- [GIVEN EXERCISE]
Return, word for word, every line that follows.

- [DATA SHOWN]

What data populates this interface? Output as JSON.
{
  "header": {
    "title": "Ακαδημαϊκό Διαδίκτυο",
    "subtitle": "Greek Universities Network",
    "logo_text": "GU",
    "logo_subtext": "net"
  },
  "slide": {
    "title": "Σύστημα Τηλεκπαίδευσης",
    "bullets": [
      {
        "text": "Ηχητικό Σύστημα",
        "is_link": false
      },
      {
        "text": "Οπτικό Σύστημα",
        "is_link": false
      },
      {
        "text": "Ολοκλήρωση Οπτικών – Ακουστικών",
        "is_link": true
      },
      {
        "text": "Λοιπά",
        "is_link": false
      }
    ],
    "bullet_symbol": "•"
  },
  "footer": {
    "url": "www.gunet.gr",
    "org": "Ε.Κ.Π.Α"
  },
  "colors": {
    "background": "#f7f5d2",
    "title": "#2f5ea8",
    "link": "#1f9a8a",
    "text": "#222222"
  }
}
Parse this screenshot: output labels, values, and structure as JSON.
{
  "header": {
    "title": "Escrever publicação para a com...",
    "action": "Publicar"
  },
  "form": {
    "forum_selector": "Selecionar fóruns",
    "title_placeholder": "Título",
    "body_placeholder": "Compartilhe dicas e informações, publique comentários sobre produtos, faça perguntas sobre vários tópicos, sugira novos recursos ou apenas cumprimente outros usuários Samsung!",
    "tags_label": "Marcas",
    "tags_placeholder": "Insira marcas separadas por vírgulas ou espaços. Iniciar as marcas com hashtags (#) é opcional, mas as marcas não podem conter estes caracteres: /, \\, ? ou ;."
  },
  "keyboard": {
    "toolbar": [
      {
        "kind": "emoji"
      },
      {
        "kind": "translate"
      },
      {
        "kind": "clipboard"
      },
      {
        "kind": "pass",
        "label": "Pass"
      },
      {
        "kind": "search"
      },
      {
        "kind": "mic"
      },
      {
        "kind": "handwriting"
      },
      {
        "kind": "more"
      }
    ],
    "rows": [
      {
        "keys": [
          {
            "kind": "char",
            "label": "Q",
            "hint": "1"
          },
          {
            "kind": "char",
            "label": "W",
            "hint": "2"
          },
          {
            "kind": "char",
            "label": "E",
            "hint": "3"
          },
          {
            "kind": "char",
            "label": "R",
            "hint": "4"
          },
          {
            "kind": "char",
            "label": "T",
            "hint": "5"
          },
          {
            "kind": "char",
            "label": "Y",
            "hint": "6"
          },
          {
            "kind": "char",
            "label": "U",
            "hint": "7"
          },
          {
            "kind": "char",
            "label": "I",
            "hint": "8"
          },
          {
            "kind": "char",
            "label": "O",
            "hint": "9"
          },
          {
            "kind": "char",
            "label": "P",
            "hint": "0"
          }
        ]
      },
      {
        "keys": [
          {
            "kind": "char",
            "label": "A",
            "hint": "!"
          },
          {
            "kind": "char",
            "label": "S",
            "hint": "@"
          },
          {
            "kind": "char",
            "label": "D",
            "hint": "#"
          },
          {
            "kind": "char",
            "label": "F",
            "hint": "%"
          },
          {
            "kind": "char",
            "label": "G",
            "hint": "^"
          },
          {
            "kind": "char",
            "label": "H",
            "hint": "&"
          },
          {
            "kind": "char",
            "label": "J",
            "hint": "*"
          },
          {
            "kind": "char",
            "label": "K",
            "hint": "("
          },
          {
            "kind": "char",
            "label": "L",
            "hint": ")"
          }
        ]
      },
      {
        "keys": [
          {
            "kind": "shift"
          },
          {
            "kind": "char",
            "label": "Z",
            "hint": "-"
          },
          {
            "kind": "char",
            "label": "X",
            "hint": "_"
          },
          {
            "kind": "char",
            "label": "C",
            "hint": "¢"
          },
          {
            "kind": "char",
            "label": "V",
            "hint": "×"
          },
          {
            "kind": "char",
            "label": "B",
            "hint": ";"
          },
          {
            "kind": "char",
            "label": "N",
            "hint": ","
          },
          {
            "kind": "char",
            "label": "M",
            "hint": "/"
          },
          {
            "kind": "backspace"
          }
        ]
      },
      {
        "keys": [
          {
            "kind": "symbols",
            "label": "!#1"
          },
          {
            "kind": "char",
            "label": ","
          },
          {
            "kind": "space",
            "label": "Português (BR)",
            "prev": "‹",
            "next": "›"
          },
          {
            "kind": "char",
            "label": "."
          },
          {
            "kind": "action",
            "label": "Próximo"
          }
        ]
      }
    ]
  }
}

- [RESPONSE TO THE EXERCISE]
What data populates this interface? Output as JSON.
{
  "header": {
    "title": "Ακαδημαϊκό Διαδίκτυο",
    "subtitle": "Greek Universities Network",
    "logo_text": "GU",
    "logo_subtext": "net"
  },
  "slide": {
    "title": "Σύστημα Τηλεκπαίδευσης",
    "bullets": [
      {
        "text": "Ηχητικό Σύστημα",
        "is_link": false
      },
      {
        "text": "Οπτικό Σύστημα",
        "is_link": false
      },
      {
        "text": "Ολοκλήρωση Οπτικών – Ακουστικών",
        "is_link": true
      },
      {
        "text": "Λοιπά",
        "is_link": false
      }
    ],
    "bullet_symbol": "•"
  },
  "footer": {
    "url": "www.gunet.gr",
    "org": "Ε.Κ.Π.Α"
  },
  "colors": {
    "background": "#f7f5d2",
    "title": "#2f5ea8",
    "link": "#1f9a8a",
    "text": "#222222"
  }
}
Parse this screenshot: output labels, values, and structure as JSON.
{
  "header": {
    "title": "Escrever publicação para a com...",
    "action": "Publicar"
  },
  "form": {
    "forum_selector": "Selecionar fóruns",
    "title_placeholder": "Título",
    "body_placeholder": "Compartilhe dicas e informações, publique comentários sobre produtos, faça perguntas sobre vários tópicos, sugira novos recursos ou apenas cumprimente outros usuários Samsung!",
    "tags_label": "Marcas",
    "tags_placeholder": "Insira marcas separadas por vírgulas ou espaços. Iniciar as marcas com hashtags (#) é opcional, mas as marcas não podem conter estes caracteres: /, \\, ? ou ;."
  },
  "keyboard": {
    "toolbar": [
      {
        "kind": "emoji"
      },
      {
        "kind": "translate"
      },
      {
        "kind": "clipboard"
      },
      {
        "kind": "pass",
        "label": "Pass"
      },
      {
        "kind": "search"
      },
      {
        "kind": "mic"
      },
      {
        "kind": "handwriting"
      },
      {
        "kind": "more"
      }
    ],
    "rows": [
      {
        "keys": [
          {
            "kind": "char",
            "label": "Q",
            "hint": "1"
          },
          {
            "kind": "char",
            "label": "W",
            "hint": "2"
          },
          {
            "kind": "char",
            "label": "E",
            "hint": "3"
          },
          {
            "kind": "char",
            "label": "R",
            "hint": "4"
          },
          {
            "kind": "char",
            "label": "T",
            "hint": "5"
          },
          {
            "kind": "char",
            "label": "Y",
            "hint": "6"
          },
          {
            "kind": "char",
            "label": "U",
            "hint": "7"
          },
          {
            "kind": "char",
            "label": "I",
            "hint": "8"
          },
          {
            "kind": "char",
            "label": "O",
            "hint": "9"
          },
          {
            "kind": "char",
            "label": "P",
            "hint": "0"
          }
        ]
      },
      {
        "keys": [
          {
            "kind": "char",
            "label": "A",
            "hint": "!"
          },
          {
            "kind": "char",
            "label": "S",
            "hint": "@"
          },
          {
            "kind": "char",
            "label": "D",
            "hint": "#"
          },
          {
            "kind": "char",
            "label": "F",
            "hint": "%"
          },
          {
            "kind": "char",
            "label": "G",
            "hint": "^"
          },
          {
            "kind": "char",
            "label": "H",
            "hint": "&"
          },
          {
            "kind": "char",
            "label": "J",
            "hint": "*"
          },
          {
            "kind": "char",
            "label": "K",
            "hint": "("
          },
          {
            "kind": "char",
            "label": "L",
            "hint": ")"
          }
        ]
      },
      {
        "keys": [
          {
            "kind": "shift"
          },
          {
            "kind": "char",
            "label": "Z",
            "hint": "-"
          },
          {
            "kind": "char",
            "label": "X",
            "hint": "_"
          },
          {
            "kind": "char",
            "label": "C",
            "hint": "¢"
          },
          {
            "kind": "char",
            "label": "V",
            "hint": "×"
          },
          {
            "kind": "char",
            "label": "B",
            "hint": ";"
          },
          {
            "kind": "char",
            "label": "N",
            "hint": ","
          },
          {
            "kind": "char",
            "label": "M",
            "hint": "/"
          },
          {
            "kind": "backspace"
          }
        ]
      },
      {
        "keys": [
          {
            "kind": "symbols",
            "label": "!#1"
          },
          {
            "kind": "char",
            "label": ","
          },
          {
            "kind": "space",
            "label": "Português (BR)",
            "prev": "‹",
            "next": "›"
          },
          {
            "kind": "char",
            "label": "."
          },
          {
            "kind": "action",
            "label": "Próximo"
          }
        ]
      }
    ]
  }
}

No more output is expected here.